BEGIN Input

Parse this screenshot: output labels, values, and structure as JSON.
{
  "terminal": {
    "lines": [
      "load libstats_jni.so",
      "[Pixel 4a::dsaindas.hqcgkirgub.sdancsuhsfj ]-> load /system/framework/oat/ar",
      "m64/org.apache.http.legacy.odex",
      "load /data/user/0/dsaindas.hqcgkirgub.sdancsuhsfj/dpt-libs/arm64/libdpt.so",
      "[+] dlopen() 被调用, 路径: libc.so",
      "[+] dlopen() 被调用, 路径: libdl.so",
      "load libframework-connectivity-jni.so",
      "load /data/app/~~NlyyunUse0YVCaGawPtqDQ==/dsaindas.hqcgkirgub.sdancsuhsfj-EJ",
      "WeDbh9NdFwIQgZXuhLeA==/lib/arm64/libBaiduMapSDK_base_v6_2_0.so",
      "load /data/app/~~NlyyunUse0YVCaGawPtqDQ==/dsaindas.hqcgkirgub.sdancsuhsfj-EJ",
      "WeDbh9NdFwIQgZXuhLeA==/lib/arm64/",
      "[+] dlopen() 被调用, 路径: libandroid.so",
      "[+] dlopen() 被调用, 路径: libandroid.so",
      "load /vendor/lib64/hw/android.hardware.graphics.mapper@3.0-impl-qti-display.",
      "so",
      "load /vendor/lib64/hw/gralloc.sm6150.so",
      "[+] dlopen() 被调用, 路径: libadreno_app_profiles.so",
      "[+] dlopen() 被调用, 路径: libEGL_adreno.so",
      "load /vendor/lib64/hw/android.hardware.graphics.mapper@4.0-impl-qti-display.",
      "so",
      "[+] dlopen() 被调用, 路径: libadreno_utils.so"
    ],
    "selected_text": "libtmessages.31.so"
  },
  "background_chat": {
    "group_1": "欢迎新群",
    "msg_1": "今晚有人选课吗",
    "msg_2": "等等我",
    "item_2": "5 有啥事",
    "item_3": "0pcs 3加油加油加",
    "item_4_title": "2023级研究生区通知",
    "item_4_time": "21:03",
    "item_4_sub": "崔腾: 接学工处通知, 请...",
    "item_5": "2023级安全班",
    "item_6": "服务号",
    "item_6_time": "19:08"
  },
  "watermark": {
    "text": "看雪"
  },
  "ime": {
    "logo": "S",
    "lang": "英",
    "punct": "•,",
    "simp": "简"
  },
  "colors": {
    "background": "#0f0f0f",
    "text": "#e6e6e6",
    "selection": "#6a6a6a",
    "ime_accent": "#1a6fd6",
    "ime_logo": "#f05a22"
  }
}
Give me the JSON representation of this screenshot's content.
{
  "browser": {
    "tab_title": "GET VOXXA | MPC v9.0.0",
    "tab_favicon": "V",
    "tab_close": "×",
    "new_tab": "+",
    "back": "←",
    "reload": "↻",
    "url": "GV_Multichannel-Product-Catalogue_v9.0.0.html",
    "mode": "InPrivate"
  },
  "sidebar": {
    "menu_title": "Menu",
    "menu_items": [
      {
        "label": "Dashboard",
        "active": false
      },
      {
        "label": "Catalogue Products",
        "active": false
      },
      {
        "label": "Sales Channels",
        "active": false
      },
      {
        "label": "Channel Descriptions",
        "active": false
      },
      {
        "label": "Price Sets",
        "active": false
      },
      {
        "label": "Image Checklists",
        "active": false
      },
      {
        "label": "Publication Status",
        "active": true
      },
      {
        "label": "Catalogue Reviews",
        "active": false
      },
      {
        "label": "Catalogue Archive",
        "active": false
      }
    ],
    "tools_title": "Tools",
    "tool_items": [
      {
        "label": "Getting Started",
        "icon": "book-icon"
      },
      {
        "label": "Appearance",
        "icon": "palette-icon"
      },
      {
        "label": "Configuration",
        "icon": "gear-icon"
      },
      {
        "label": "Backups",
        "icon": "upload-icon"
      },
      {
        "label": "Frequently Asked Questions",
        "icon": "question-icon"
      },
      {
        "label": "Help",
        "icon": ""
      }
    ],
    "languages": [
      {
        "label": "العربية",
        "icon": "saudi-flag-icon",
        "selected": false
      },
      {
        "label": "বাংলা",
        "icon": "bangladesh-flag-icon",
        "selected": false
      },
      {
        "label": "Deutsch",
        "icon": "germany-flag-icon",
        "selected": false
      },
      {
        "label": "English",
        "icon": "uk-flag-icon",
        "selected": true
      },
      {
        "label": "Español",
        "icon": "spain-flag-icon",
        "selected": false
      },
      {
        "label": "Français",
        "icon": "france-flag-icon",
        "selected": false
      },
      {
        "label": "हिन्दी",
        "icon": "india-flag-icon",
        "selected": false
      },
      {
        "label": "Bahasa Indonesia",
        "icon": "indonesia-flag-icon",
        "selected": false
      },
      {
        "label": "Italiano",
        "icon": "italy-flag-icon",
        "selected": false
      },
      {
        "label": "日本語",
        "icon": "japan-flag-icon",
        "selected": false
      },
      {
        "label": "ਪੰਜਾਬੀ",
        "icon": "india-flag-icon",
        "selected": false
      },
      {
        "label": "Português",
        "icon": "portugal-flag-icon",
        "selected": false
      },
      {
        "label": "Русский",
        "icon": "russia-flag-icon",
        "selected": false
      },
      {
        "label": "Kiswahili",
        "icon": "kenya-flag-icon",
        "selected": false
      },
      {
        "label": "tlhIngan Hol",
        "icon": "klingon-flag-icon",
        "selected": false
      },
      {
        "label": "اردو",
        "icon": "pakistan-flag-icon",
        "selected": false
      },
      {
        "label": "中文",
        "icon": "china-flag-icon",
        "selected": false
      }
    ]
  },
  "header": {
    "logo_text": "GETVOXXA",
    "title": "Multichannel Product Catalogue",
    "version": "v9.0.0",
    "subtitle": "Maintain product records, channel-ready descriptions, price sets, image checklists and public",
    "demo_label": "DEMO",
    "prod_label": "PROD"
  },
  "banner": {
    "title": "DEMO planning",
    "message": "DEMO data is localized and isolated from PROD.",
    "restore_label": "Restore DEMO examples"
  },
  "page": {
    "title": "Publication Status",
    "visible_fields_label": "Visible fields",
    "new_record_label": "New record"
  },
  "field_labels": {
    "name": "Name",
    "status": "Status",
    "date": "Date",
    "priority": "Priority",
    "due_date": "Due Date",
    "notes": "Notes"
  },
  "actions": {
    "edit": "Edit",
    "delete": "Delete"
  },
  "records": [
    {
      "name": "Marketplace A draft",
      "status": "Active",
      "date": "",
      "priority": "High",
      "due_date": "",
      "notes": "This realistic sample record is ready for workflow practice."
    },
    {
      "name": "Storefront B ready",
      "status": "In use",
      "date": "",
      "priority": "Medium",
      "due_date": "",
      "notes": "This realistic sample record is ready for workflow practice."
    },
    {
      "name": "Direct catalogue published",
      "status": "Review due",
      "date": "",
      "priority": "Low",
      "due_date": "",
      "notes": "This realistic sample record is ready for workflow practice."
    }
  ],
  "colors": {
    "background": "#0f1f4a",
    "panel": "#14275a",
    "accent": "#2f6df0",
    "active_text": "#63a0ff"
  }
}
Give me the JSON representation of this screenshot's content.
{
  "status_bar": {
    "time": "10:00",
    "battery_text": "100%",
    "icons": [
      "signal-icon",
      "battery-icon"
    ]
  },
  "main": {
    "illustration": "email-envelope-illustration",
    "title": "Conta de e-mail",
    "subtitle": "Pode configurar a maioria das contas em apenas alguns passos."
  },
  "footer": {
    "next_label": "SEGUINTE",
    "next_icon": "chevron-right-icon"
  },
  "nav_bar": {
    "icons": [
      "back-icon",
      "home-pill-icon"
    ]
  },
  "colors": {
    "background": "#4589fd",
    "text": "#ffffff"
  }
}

END Input

* _Written task_
Exact copies of all the records are required.

* _Complete answer_
Parse this screenshot: output labels, values, and structure as JSON.
{
  "terminal": {
    "lines": [
      "load libstats_jni.so",
      "[Pixel 4a::dsaindas.hqcgkirgub.sdancsuhsfj ]-> load /system/framework/oat/ar",
      "m64/org.apache.http.legacy.odex",
      "load /data/user/0/dsaindas.hqcgkirgub.sdancsuhsfj/dpt-libs/arm64/libdpt.so",
      "[+] dlopen() 被调用, 路径: libc.so",
      "[+] dlopen() 被调用, 路径: libdl.so",
      "load libframework-connectivity-jni.so",
      "load /data/app/~~NlyyunUse0YVCaGawPtqDQ==/dsaindas.hqcgkirgub.sdancsuhsfj-EJ",
      "WeDbh9NdFwIQgZXuhLeA==/lib/arm64/libBaiduMapSDK_base_v6_2_0.so",
      "load /data/app/~~NlyyunUse0YVCaGawPtqDQ==/dsaindas.hqcgkirgub.sdancsuhsfj-EJ",
      "WeDbh9NdFwIQgZXuhLeA==/lib/arm64/",
      "[+] dlopen() 被调用, 路径: libandroid.so",
      "[+] dlopen() 被调用, 路径: libandroid.so",
      "load /vendor/lib64/hw/android.hardware.graphics.mapper@3.0-impl-qti-display.",
      "so",
      "load /vendor/lib64/hw/gralloc.sm6150.so",
      "[+] dlopen() 被调用, 路径: libadreno_app_profiles.so",
      "[+] dlopen() 被调用, 路径: libEGL_adreno.so",
      "load /vendor/lib64/hw/android.hardware.graphics.mapper@4.0-impl-qti-display.",
      "so",
      "[+] dlopen() 被调用, 路径: libadreno_utils.so"
    ],
    "selected_text": "libtmessages.31.so"
  },
  "background_chat": {
    "group_1": "欢迎新群",
    "msg_1": "今晚有人选课吗",
    "msg_2": "等等我",
    "item_2": "5 有啥事",
    "item_3": "0pcs 3加油加油加",
    "item_4_title": "2023级研究生区通知",
    "item_4_time": "21:03",
    "item_4_sub": "崔腾: 接学工处通知, 请...",
    "item_5": "2023级安全班",
    "item_6": "服务号",
    "item_6_time": "19:08"
  },
  "watermark": {
    "text": "看雪"
  },
  "ime": {
    "logo": "S",
    "lang": "英",
    "punct": "•,",
    "simp": "简"
  },
  "colors": {
    "background": "#0f0f0f",
    "text": "#e6e6e6",
    "selection": "#6a6a6a",
    "ime_accent": "#1a6fd6",
    "ime_logo": "#f05a22"
  }
}
Give me the JSON representation of this screenshot's content.
{
  "browser": {
    "tab_title": "GET VOXXA | MPC v9.0.0",
    "tab_favicon": "V",
    "tab_close": "×",
    "new_tab": "+",
    "back": "←",
    "reload": "↻",
    "url": "GV_Multichannel-Product-Catalogue_v9.0.0.html",
    "mode": "InPrivate"
  },
  "sidebar": {
    "menu_title": "Menu",
    "menu_items": [
      {
        "label": "Dashboard",
        "active": false
      },
      {
        "label": "Catalogue Products",
        "active": false
      },
      {
        "label": "Sales Channels",
        "active": false
      },
      {
        "label": "Channel Descriptions",
        "active": false
      },
      {
        "label": "Price Sets",
        "active": false
      },
      {
        "label": "Image Checklists",
        "active": false
      },
      {
        "label": "Publication Status",
        "active": true
      },
      {
        "label": "Catalogue Reviews",
        "active": false
      },
      {
        "label": "Catalogue Archive",
        "active": false
      }
    ],
    "tools_title": "Tools",
    "tool_items": [
      {
        "label": "Getting Started",
        "icon": "book-icon"
      },
      {
        "label": "Appearance",
        "icon": "palette-icon"
      },
      {
        "label": "Configuration",
        "icon": "gear-icon"
      },
      {
        "label": "Backups",
        "icon": "upload-icon"
      },
      {
        "label": "Frequently Asked Questions",
        "icon": "question-icon"
      },
      {
        "label": "Help",
        "icon": ""
      }
    ],
    "languages": [
      {
        "label": "العربية",
        "icon": "saudi-flag-icon",
        "selected": false
      },
      {
        "label": "বাংলা",
        "icon": "bangladesh-flag-icon",
        "selected": false
      },
      {
        "label": "Deutsch",
        "icon": "germany-flag-icon",
        "selected": false
      },
      {
        "label": "English",
        "icon": "uk-flag-icon",
        "selected": true
      },
      {
        "label": "Español",
        "icon": "spain-flag-icon",
        "selected": false
      },
      {
        "label": "Français",
        "icon": "france-flag-icon",
        "selected": false
      },
      {
        "label": "हिन्दी",
        "icon": "india-flag-icon",
        "selected": false
      },
      {
        "label": "Bahasa Indonesia",
        "icon": "indonesia-flag-icon",
        "selected": false
      },
      {
        "label": "Italiano",
        "icon": "italy-flag-icon",
        "selected": false
      },
      {
        "label": "日本語",
        "icon": "japan-flag-icon",
        "selected": false
      },
      {
        "label": "ਪੰਜਾਬੀ",
        "icon": "india-flag-icon",
        "selected": false
      },
      {
        "label": "Português",
        "icon": "portugal-flag-icon",
        "selected": false
      },
      {
        "label": "Русский",
        "icon": "russia-flag-icon",
        "selected": false
      },
      {
        "label": "Kiswahili",
        "icon": "kenya-flag-icon",
        "selected": false
      },
      {
        "label": "tlhIngan Hol",
        "icon": "klingon-flag-icon",
        "selected": false
      },
      {
        "label": "اردو",
        "icon": "pakistan-flag-icon",
        "selected": false
      },
      {
        "label": "中文",
        "icon": "china-flag-icon",
        "selected": false
      }
    ]
  },
  "header": {
    "logo_text": "GETVOXXA",
    "title": "Multichannel Product Catalogue",
    "version": "v9.0.0",
    "subtitle": "Maintain product records, channel-ready descriptions, price sets, image checklists and public",
    "demo_label": "DEMO",
    "prod_label": "PROD"
  },
  "banner": {
    "title": "DEMO planning",
    "message": "DEMO data is localized and isolated from PROD.",
    "restore_label": "Restore DEMO examples"
  },
  "page": {
    "title": "Publication Status",
    "visible_fields_label": "Visible fields",
    "new_record_label": "New record"
  },
  "field_labels": {
    "name": "Name",
    "status": "Status",
    "date": "Date",
    "priority": "Priority",
    "due_date": "Due Date",
    "notes": "Notes"
  },
  "actions": {
    "edit": "Edit",
    "delete": "Delete"
  },
  "records": [
    {
      "name": "Marketplace A draft",
      "status": "Active",
      "date": "",
      "priority": "High",
      "due_date": "",
      "notes": "This realistic sample record is ready for workflow practice."
    },
    {
      "name": "Storefront B ready",
      "status": "In use",
      "date": "",
      "priority": "Medium",
      "due_date": "",
      "notes": "This realistic sample record is ready for workflow practice."
    },
    {
      "name": "Direct catalogue published",
      "status": "Review due",
      "date": "",
      "priority": "Low",
      "due_date": "",
      "notes": "This realistic sample record is ready for workflow practice."
    }
  ],
  "colors": {
    "background": "#0f1f4a",
    "panel": "#14275a",
    "accent": "#2f6df0",
    "active_text": "#63a0ff"
  }
}
Give me the JSON representation of this screenshot's content.
{
  "status_bar": {
    "time": "10:00",
    "battery_text": "100%",
    "icons": [
      "signal-icon",
      "battery-icon"
    ]
  },
  "main": {
    "illustration": "email-envelope-illustration",
    "title": "Conta de e-mail",
    "subtitle": "Pode configurar a maioria das contas em apenas alguns passos."
  },
  "footer": {
    "next_label": "SEGUINTE",
    "next_icon": "chevron-right-icon"
  },
  "nav_bar": {
    "icons": [
      "back-icon",
      "home-pill-icon"
    ]
  },
  "colors": {
    "background": "#4589fd",
    "text": "#ffffff"
  }
}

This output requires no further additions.